(Rows from a figure dataset)
————
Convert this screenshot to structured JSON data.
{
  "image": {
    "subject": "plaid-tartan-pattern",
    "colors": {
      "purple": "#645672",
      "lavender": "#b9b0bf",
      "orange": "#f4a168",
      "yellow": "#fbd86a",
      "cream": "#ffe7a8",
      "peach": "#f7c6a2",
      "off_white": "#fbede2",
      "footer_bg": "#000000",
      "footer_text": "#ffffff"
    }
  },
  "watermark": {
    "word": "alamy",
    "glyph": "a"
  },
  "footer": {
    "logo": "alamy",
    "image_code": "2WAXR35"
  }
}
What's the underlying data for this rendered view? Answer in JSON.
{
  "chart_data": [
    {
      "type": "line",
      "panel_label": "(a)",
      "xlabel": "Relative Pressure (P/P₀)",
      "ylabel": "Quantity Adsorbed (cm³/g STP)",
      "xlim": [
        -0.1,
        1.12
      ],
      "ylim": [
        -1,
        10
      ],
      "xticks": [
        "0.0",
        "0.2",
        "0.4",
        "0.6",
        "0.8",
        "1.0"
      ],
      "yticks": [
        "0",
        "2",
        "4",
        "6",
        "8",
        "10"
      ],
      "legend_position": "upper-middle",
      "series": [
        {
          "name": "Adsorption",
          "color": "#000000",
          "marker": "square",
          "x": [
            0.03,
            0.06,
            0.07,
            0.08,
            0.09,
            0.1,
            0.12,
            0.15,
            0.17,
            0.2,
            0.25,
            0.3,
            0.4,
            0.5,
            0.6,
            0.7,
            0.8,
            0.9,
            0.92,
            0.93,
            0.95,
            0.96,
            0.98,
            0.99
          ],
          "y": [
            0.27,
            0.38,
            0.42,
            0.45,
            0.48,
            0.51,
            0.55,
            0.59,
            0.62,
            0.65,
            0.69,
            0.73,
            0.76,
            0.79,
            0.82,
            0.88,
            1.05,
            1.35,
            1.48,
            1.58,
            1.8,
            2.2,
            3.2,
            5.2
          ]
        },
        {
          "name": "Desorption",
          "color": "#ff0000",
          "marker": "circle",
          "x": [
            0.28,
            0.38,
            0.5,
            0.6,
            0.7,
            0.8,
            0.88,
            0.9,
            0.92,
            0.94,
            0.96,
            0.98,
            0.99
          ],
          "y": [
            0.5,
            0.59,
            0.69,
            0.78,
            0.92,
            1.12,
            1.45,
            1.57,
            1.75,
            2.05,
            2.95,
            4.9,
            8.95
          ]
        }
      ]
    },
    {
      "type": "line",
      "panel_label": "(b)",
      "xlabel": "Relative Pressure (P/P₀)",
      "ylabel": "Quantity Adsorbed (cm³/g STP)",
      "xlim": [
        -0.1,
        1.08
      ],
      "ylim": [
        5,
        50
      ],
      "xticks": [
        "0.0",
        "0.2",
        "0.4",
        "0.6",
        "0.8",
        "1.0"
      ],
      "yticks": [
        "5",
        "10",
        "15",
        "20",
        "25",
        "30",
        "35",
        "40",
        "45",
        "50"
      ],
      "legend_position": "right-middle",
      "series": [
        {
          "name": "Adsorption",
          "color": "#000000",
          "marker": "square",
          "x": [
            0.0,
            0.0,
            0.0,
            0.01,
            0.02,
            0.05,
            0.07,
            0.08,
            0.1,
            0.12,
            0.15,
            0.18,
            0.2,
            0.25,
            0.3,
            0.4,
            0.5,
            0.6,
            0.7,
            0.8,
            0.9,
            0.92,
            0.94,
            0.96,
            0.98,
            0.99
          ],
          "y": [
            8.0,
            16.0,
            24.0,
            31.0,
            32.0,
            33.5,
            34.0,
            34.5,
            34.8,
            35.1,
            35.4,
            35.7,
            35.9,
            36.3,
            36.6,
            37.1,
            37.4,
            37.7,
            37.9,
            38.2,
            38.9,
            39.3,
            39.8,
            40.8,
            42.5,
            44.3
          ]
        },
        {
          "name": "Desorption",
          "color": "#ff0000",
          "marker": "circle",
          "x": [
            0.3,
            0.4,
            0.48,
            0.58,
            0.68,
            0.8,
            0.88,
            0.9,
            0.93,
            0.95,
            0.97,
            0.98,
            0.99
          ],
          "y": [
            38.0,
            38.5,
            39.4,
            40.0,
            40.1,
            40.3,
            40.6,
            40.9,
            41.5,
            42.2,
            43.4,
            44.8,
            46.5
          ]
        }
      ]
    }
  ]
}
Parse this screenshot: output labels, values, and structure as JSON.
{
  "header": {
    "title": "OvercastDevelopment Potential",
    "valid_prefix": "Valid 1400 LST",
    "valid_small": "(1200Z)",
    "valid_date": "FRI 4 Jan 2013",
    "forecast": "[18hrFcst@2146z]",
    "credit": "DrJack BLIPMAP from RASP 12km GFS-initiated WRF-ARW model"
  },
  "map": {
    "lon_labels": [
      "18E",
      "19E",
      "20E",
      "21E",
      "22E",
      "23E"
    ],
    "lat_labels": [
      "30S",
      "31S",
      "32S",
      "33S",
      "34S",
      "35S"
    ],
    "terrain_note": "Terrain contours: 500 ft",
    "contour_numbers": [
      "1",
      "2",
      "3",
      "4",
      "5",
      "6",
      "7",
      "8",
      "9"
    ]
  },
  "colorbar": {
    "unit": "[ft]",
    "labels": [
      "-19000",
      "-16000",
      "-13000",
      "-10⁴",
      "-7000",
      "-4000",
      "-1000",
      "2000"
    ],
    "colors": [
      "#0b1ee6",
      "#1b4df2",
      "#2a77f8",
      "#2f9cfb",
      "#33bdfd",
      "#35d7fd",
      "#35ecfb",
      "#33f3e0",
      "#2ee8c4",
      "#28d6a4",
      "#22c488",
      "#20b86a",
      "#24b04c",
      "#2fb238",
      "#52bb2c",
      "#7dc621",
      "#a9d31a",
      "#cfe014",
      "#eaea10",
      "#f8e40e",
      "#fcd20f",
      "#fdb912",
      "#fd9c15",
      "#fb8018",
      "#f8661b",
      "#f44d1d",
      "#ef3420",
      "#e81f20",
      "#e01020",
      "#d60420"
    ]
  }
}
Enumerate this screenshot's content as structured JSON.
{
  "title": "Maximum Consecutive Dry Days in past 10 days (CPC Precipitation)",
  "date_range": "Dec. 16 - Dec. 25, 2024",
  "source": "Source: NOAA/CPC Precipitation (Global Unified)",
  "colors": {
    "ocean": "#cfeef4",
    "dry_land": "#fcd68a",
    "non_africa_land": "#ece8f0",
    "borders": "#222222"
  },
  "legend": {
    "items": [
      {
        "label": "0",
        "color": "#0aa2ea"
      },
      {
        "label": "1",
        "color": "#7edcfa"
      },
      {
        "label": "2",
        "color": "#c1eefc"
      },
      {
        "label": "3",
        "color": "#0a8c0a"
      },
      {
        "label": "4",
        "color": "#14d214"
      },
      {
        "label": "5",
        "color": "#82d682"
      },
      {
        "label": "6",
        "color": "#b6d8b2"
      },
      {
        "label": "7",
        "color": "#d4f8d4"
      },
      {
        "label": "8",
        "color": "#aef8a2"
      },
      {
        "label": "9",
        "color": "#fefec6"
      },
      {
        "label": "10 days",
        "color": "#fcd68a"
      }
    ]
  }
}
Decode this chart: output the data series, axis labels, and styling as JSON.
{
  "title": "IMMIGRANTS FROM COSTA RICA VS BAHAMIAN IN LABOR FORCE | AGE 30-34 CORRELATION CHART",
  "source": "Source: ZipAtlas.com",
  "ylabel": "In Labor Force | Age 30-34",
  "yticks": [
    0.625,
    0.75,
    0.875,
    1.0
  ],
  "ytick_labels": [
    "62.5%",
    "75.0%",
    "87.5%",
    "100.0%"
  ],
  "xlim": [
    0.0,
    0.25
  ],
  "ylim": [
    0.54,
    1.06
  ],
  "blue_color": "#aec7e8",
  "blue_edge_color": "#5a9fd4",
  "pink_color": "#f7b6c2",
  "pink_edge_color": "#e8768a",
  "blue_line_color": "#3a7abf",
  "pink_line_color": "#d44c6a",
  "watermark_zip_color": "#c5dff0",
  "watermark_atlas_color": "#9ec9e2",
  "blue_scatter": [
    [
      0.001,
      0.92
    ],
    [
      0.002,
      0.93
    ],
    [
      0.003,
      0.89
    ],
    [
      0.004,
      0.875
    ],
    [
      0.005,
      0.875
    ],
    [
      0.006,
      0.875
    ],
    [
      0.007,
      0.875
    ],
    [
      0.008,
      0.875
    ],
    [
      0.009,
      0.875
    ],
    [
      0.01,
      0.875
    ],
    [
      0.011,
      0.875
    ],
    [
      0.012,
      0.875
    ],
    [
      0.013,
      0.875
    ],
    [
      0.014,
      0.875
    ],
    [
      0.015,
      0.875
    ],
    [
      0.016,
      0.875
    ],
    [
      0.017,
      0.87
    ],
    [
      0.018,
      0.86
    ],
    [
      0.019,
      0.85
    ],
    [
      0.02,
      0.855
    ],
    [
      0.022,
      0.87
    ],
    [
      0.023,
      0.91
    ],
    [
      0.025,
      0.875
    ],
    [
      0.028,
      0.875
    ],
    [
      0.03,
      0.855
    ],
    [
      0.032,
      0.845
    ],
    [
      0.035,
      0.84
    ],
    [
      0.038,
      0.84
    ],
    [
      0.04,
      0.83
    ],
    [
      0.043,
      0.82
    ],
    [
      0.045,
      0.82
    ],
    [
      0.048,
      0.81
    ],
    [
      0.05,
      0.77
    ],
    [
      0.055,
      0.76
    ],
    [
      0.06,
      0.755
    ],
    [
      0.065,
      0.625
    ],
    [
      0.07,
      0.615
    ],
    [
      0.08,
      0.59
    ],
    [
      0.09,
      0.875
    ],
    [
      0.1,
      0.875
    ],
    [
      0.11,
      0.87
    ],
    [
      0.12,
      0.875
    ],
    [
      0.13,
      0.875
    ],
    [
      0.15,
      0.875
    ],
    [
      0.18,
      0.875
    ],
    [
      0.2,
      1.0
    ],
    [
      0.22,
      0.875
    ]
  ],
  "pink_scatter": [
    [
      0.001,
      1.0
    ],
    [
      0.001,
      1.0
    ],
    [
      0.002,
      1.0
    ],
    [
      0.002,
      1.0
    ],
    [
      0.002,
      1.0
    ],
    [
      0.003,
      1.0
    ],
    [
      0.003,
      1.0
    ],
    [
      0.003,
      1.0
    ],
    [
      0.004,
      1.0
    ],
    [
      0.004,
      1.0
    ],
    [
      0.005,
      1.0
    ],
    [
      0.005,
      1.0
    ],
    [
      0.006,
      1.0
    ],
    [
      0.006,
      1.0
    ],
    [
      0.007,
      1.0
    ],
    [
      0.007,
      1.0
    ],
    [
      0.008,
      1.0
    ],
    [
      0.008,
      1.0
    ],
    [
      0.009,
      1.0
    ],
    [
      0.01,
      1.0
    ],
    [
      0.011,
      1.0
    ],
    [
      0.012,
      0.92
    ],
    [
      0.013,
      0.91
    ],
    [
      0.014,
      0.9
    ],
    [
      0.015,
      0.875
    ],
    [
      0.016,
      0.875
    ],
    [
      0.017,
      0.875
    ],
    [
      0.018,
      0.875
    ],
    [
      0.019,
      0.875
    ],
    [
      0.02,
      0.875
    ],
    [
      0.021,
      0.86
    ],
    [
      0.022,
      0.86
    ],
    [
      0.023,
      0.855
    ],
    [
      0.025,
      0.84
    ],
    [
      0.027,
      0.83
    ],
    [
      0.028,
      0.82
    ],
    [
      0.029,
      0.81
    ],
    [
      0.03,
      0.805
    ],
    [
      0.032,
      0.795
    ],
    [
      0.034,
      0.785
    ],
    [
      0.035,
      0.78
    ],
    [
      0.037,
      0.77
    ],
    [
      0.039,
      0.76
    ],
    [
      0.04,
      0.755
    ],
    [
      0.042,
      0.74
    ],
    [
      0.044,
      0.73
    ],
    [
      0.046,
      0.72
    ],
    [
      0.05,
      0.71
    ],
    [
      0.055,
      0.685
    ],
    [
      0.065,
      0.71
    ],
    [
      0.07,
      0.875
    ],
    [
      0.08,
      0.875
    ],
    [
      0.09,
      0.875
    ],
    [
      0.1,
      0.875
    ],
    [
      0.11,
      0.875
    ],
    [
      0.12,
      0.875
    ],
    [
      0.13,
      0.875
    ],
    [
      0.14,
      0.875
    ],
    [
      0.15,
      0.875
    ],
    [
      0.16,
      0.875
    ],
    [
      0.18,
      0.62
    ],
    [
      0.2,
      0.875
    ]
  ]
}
————
_Short problem_
Check each line of the records for "JSON" and copy the ones that contain it.

_Worked solution_
Convert this screenshot to structured JSON data.
What's the underlying data for this rendered view? Answer in JSON.
Parse this screenshot: output labels, values, and structure as JSON.
Enumerate this screenshot's content as structured JSON.
Decode this chart: output the data series, axis labels, and styling as JSON.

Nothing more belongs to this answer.